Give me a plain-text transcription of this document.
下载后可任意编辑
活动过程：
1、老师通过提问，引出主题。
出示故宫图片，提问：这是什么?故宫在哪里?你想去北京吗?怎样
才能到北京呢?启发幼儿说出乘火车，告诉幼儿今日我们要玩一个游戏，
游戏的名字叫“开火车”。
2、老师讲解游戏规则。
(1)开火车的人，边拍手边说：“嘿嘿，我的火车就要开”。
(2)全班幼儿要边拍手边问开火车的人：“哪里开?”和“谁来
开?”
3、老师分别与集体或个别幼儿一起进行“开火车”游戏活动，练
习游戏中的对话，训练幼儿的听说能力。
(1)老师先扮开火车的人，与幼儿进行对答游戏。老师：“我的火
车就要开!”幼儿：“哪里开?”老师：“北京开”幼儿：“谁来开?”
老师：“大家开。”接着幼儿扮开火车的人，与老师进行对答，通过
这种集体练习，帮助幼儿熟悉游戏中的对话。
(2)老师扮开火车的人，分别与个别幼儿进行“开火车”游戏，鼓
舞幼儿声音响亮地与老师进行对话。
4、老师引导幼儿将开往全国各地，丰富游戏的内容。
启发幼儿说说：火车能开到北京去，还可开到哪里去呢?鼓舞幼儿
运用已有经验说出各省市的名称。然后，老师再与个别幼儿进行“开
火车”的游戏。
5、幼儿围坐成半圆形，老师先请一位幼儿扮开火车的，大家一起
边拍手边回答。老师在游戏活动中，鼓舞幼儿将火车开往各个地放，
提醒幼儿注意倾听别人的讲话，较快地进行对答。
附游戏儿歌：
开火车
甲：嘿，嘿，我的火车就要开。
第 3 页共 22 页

____

Each line in the material above must be retyped without alteration.

Solution:
Give me a plain-text transcription of this document.
下载后可任意编辑
活动过程：
1、老师通过提问，引出主题。
出示故宫图片，提问：这是什么?故宫在哪里?你想去北京吗?怎样
才能到北京呢?启发幼儿说出乘火车，告诉幼儿今日我们要玩一个游戏，
游戏的名字叫“开火车”。
2、老师讲解游戏规则。
(1)开火车的人，边拍手边说：“嘿嘿，我的火车就要开”。
(2)全班幼儿要边拍手边问开火车的人：“哪里开?”和“谁来
开?”
3、老师分别与集体或个别幼儿一起进行“开火车”游戏活动，练
习游戏中的对话，训练幼儿的听说能力。
(1)老师先扮开火车的人，与幼儿进行对答游戏。老师：“我的火
车就要开!”幼儿：“哪里开?”老师：“北京开”幼儿：“谁来开?”
老师：“大家开。”接着幼儿扮开火车的人，与老师进行对答，通过
这种集体练习，帮助幼儿熟悉游戏中的对话。
(2)老师扮开火车的人，分别与个别幼儿进行“开火车”游戏，鼓
舞幼儿声音响亮地与老师进行对话。
4、老师引导幼儿将开往全国各地，丰富游戏的内容。
启发幼儿说说：火车能开到北京去，还可开到哪里去呢?鼓舞幼儿
运用已有经验说出各省市的名称。然后，老师再与个别幼儿进行“开
火车”的游戏。
5、幼儿围坐成半圆形，老师先请一位幼儿扮开火车的，大家一起
边拍手边回答。老师在游戏活动中，鼓舞幼儿将火车开往各个地放，
提醒幼儿注意倾听别人的讲话，较快地进行对答。
附游戏儿歌：
开火车
甲：嘿，嘿，我的火车就要开。
第 3 页共 22 页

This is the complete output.